TASK TO COMPLETE
Check every line below for the word "force" and copy each one that has it.
--- PROVIDED DATA ---
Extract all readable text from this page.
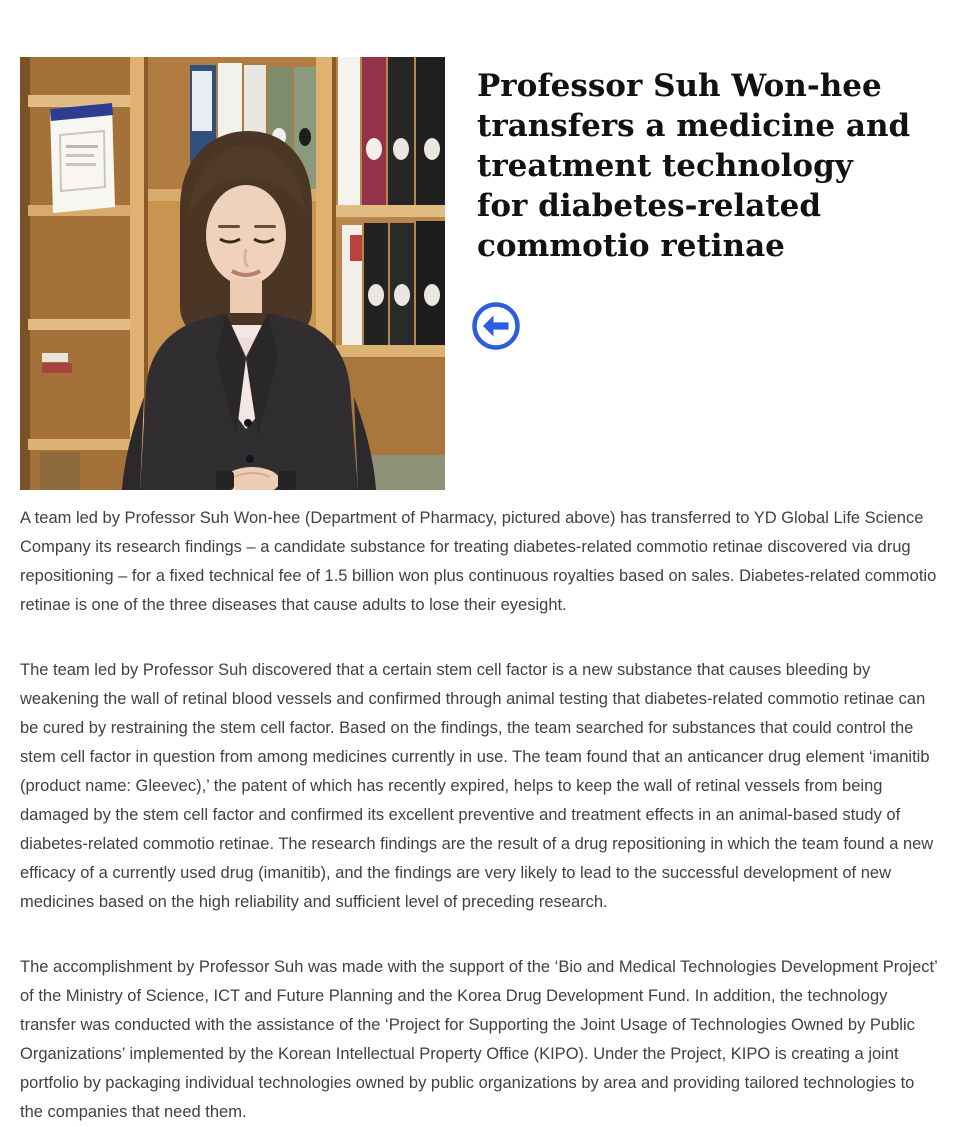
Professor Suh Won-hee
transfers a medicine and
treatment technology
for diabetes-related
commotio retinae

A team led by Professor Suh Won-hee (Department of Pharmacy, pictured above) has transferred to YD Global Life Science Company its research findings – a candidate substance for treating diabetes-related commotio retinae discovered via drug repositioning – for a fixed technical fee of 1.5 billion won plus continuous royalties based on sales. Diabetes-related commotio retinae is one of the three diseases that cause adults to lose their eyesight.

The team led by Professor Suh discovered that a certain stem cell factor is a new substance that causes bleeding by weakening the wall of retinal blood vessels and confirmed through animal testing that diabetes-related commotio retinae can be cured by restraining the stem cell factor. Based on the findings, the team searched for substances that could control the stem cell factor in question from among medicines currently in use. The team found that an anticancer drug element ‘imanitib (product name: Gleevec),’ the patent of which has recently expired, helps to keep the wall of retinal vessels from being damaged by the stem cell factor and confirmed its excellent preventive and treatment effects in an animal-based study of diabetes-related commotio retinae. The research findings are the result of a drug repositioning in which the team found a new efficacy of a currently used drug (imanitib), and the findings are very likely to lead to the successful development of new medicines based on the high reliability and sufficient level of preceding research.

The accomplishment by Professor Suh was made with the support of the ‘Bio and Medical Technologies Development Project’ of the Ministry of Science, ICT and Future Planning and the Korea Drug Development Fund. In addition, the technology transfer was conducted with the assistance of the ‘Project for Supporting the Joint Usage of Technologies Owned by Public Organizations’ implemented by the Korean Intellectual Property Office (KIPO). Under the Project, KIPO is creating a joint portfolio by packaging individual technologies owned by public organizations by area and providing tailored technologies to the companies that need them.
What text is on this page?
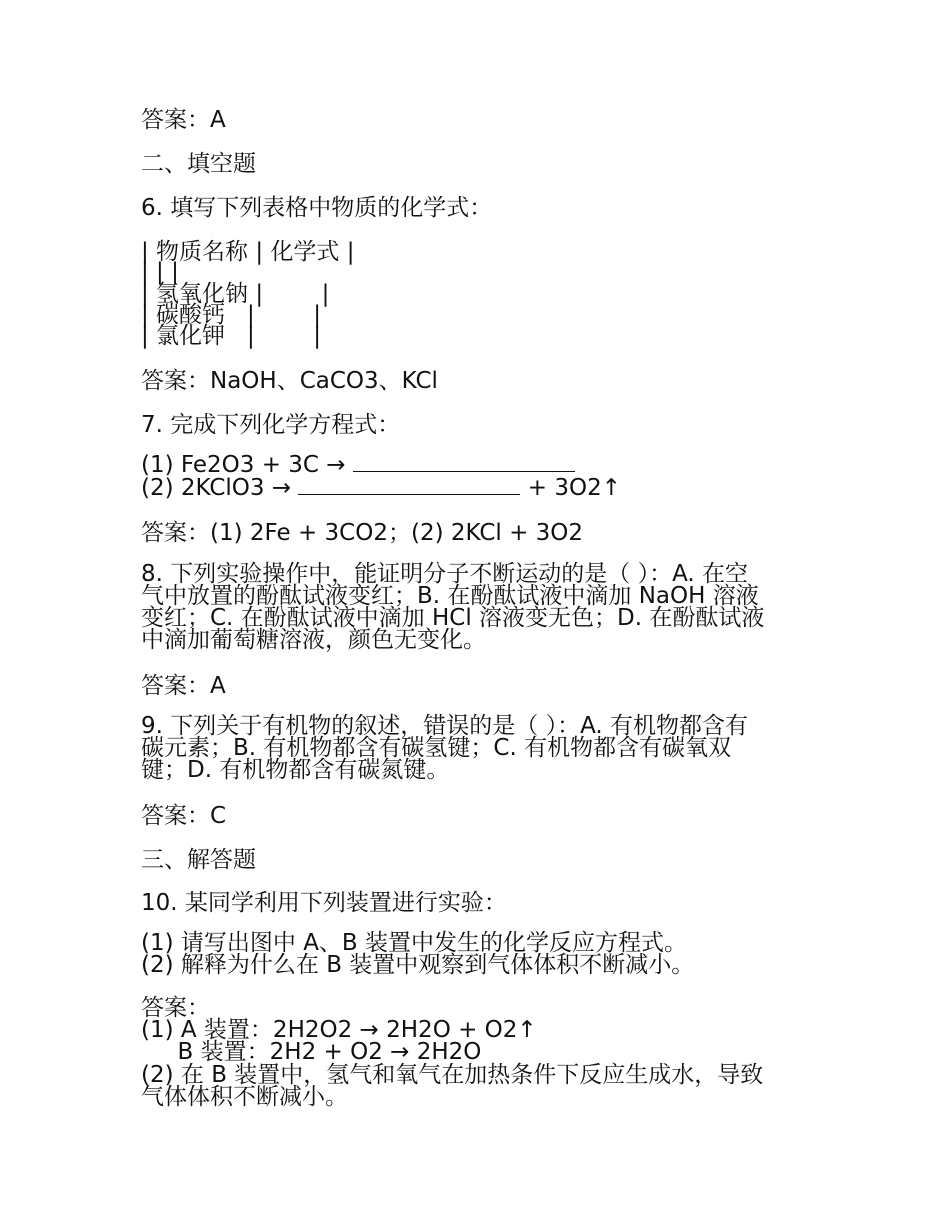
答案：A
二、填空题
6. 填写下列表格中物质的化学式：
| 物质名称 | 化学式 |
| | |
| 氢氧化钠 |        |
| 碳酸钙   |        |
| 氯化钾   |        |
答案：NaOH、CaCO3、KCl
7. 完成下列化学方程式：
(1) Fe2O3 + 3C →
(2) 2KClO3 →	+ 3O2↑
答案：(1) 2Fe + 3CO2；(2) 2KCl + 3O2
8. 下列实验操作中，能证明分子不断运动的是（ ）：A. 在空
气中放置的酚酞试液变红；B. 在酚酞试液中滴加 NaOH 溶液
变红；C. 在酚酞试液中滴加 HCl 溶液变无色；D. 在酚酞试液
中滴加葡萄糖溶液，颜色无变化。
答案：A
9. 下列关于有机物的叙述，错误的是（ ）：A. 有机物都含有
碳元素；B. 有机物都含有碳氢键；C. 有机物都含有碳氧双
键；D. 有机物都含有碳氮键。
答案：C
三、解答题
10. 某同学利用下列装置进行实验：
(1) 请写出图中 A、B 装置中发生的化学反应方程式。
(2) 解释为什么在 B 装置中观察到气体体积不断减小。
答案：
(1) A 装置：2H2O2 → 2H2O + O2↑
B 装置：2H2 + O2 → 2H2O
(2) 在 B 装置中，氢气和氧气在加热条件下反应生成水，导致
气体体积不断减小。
---
--- PROVIDED DATA ---
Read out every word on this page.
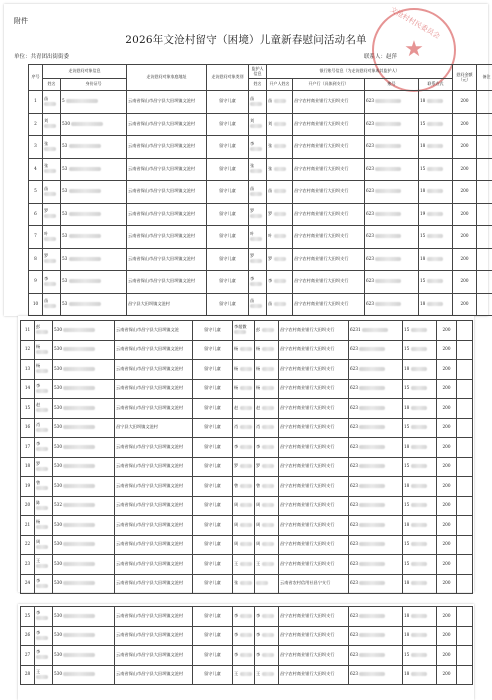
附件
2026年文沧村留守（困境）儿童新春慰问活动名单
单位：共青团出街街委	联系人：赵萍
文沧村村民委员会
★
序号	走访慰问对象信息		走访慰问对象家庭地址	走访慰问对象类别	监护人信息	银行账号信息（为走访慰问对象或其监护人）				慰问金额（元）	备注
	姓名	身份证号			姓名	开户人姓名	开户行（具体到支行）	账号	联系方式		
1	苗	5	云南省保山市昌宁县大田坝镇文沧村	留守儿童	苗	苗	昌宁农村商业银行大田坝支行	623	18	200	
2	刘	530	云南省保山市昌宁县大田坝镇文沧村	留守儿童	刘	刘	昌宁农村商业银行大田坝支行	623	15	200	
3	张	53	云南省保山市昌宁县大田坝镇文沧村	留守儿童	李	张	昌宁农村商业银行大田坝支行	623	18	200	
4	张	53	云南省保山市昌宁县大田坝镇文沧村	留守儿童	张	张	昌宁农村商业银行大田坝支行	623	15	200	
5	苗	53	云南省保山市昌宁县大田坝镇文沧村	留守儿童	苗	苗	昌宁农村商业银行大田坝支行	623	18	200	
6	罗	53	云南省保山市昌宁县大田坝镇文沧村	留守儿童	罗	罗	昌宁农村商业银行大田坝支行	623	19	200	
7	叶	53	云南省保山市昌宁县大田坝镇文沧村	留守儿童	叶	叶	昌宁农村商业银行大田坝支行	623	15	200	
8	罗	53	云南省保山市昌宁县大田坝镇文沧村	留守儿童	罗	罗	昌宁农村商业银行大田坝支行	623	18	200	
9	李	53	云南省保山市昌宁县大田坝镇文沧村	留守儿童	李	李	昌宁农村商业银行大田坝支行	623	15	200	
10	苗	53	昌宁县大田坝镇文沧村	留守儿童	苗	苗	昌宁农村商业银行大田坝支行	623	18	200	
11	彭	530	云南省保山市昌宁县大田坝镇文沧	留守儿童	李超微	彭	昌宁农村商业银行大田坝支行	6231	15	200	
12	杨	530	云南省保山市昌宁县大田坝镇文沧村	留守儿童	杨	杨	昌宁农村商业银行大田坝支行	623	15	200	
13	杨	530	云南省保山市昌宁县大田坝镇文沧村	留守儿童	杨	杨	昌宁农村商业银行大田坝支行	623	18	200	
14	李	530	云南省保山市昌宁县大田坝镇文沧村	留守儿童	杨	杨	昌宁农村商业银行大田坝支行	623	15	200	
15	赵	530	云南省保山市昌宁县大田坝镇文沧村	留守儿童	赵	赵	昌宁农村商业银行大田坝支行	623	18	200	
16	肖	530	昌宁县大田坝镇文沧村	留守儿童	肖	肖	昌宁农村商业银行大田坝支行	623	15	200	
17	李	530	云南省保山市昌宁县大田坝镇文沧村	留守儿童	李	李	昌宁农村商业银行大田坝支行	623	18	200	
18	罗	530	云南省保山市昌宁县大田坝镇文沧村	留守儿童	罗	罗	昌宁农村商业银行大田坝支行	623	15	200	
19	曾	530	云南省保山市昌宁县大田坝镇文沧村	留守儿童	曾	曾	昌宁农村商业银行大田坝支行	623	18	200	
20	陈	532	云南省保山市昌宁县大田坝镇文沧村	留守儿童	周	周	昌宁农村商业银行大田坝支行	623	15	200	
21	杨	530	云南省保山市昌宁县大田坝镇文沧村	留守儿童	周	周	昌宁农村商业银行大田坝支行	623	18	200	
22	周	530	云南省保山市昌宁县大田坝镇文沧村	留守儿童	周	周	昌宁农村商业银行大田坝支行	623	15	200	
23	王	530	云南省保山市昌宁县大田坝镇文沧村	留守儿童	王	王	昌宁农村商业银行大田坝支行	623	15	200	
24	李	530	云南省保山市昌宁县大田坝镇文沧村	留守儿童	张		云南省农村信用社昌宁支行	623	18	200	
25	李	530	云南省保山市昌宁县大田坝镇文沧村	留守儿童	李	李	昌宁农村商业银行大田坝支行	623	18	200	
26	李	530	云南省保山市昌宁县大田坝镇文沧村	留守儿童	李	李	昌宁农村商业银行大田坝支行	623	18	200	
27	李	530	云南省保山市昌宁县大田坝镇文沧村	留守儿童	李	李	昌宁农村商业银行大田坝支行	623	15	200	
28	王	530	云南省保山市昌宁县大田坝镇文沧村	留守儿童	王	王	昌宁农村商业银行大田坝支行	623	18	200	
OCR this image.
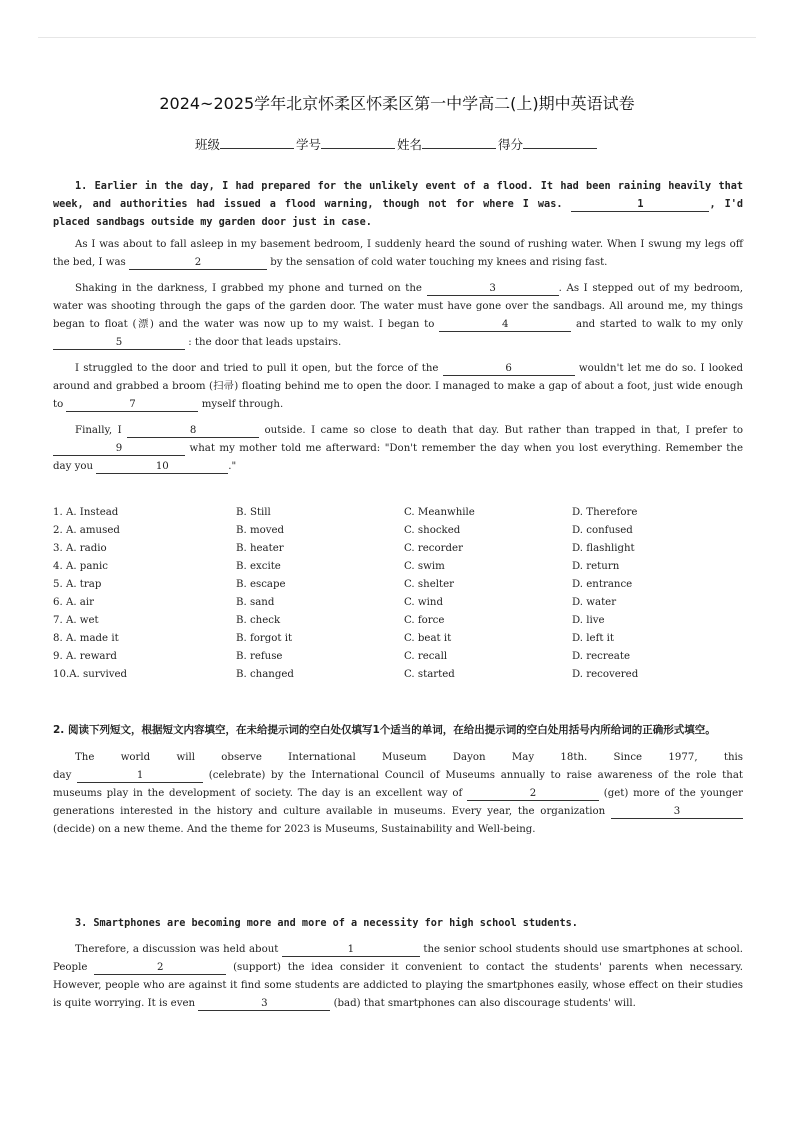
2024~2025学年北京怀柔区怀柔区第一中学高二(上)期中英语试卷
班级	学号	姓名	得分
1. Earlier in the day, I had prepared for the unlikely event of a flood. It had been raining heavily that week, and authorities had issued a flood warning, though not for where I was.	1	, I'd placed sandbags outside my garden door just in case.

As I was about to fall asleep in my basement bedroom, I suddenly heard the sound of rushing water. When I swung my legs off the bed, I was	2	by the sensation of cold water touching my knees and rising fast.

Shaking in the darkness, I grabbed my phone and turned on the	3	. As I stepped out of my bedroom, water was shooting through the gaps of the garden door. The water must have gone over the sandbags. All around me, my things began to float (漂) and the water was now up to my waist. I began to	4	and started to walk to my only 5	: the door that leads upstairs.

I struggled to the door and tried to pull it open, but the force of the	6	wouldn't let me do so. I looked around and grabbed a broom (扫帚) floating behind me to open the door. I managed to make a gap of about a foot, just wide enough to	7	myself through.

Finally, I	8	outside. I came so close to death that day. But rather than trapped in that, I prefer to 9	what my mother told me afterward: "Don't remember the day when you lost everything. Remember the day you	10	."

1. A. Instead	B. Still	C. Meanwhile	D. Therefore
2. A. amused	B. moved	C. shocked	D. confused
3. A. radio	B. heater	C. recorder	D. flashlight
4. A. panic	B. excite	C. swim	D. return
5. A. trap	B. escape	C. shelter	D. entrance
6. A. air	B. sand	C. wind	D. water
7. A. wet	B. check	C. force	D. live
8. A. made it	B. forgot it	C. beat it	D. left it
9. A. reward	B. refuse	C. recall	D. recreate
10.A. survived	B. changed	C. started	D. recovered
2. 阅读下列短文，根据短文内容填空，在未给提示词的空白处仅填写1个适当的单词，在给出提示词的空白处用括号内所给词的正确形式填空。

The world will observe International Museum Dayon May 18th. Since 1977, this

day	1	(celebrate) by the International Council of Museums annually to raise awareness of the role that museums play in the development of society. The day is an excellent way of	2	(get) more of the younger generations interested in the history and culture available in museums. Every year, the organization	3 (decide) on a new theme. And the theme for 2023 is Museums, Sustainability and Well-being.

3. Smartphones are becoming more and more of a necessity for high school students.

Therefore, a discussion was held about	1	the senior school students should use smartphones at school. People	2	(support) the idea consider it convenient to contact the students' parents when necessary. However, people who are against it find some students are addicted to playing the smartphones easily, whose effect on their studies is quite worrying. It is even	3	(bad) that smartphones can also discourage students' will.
---
RESPONSE TO THIS EXERCISE
I struggled to the door and tried to pull it open, but the force of the	6	wouldn't let me do so. I looked around and grabbed a broom (扫帚) floating behind me to open the door. I managed to make a gap of about a foot, just wide enough to	7	myself through.
7. A. wet	B. check	C. force	D. live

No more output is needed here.